**Dataset entries**
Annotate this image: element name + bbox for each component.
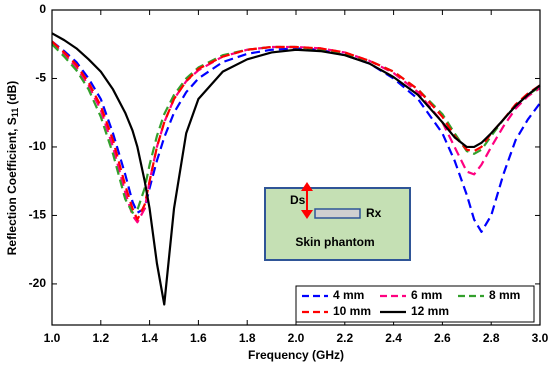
x-tick-label: 1.6	[190, 331, 207, 345]
y-tick-label: 0	[39, 2, 46, 16]
x-tick-label: 2.0	[288, 331, 305, 345]
phantom-label: Skin phantom	[295, 235, 374, 249]
y-label-main: Reflection Coefficient, S	[5, 117, 19, 255]
x-tick-label: 1.2	[92, 331, 109, 345]
y-axis-label: Reflection Coefficient, S11 (dB)	[5, 81, 20, 256]
y-label-sub: 11	[10, 108, 20, 118]
plot-frame	[51, 9, 541, 326]
x-axis-label: Frequency (GHz)	[248, 348, 344, 362]
y-tick-label: -15	[29, 208, 47, 222]
arrow-head	[301, 210, 313, 219]
arrow-head	[301, 182, 313, 191]
x-tick-label: 2.4	[385, 331, 402, 345]
legend: 4 mm 6 mm 8 mm 10 mm 12 mm	[295, 285, 535, 323]
series-line	[51, 40, 541, 233]
y-tick-label: -20	[29, 276, 47, 290]
x-tick-label: 2.6	[434, 331, 451, 345]
receiver-label: Rx	[366, 206, 382, 220]
series-line	[51, 42, 541, 224]
receiver-box	[314, 208, 361, 219]
x-tick-label: 1.4	[141, 331, 158, 345]
x-tick-label: 1.8	[239, 331, 256, 345]
x-tick-label: 1.0	[44, 331, 61, 345]
legend-label: 10 mm	[333, 304, 371, 318]
x-tick-label: 2.2	[336, 331, 353, 345]
series-line	[51, 40, 541, 221]
legend-label: 8 mm	[489, 288, 520, 302]
legend-label: 6 mm	[411, 288, 442, 302]
phantom-box	[264, 187, 411, 261]
series-line	[51, 43, 541, 214]
inset-diagram: Ds Rx Skin phantom	[264, 182, 411, 261]
legend-box	[295, 285, 535, 323]
y-label-unit: (dB)	[5, 81, 19, 105]
legend-label: 12 mm	[411, 304, 449, 318]
legend-label: 4 mm	[333, 288, 364, 302]
series-line	[51, 32, 541, 306]
x-tick-label: 2.8	[483, 331, 500, 345]
y-tick-label: -5	[35, 71, 46, 85]
depth-label: Ds	[290, 193, 306, 207]
y-tick-label: -10	[29, 139, 47, 153]
x-tick-label: 3.0	[532, 331, 549, 345]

**Task to complete**
Copy out all of the records above word for word, omitting the pictures.

**Complete output**
Annotate this image: element name + bbox for each component.
x-tick-label: 1.6	[190, 331, 207, 345]
y-tick-label: 0	[39, 2, 46, 16]
x-tick-label: 2.0	[288, 331, 305, 345]
phantom-label: Skin phantom	[295, 235, 374, 249]
y-label-main: Reflection Coefficient, S	[5, 117, 19, 255]
x-tick-label: 1.2	[92, 331, 109, 345]
y-axis-label: Reflection Coefficient, S11 (dB)	[5, 81, 20, 256]
y-label-sub: 11	[10, 108, 20, 118]
plot-frame	[51, 9, 541, 326]
x-axis-label: Frequency (GHz)	[248, 348, 344, 362]
y-tick-label: -15	[29, 208, 47, 222]
arrow-head	[301, 210, 313, 219]
arrow-head	[301, 182, 313, 191]
x-tick-label: 2.4	[385, 331, 402, 345]
legend: 4 mm 6 mm 8 mm 10 mm 12 mm	[295, 285, 535, 323]
series-line	[51, 40, 541, 233]
y-tick-label: -20	[29, 276, 47, 290]
x-tick-label: 2.6	[434, 331, 451, 345]
receiver-label: Rx	[366, 206, 382, 220]
series-line	[51, 42, 541, 224]
receiver-box	[314, 208, 361, 219]
x-tick-label: 1.4	[141, 331, 158, 345]
x-tick-label: 1.8	[239, 331, 256, 345]
x-tick-label: 1.0	[44, 331, 61, 345]
legend-label: 10 mm	[333, 304, 371, 318]
x-tick-label: 2.2	[336, 331, 353, 345]
series-line	[51, 40, 541, 221]
legend-label: 8 mm	[489, 288, 520, 302]
legend-label: 6 mm	[411, 288, 442, 302]
phantom-box	[264, 187, 411, 261]
series-line	[51, 43, 541, 214]
inset-diagram: Ds Rx Skin phantom	[264, 182, 411, 261]
legend-box	[295, 285, 535, 323]
y-label-unit: (dB)	[5, 81, 19, 105]
legend-label: 12 mm	[411, 304, 449, 318]
legend-label: 4 mm	[333, 288, 364, 302]
series-line	[51, 32, 541, 306]
x-tick-label: 2.8	[483, 331, 500, 345]
y-tick-label: -5	[35, 71, 46, 85]
depth-label: Ds	[290, 193, 306, 207]
y-tick-label: -10	[29, 139, 47, 153]
x-tick-label: 3.0	[532, 331, 549, 345]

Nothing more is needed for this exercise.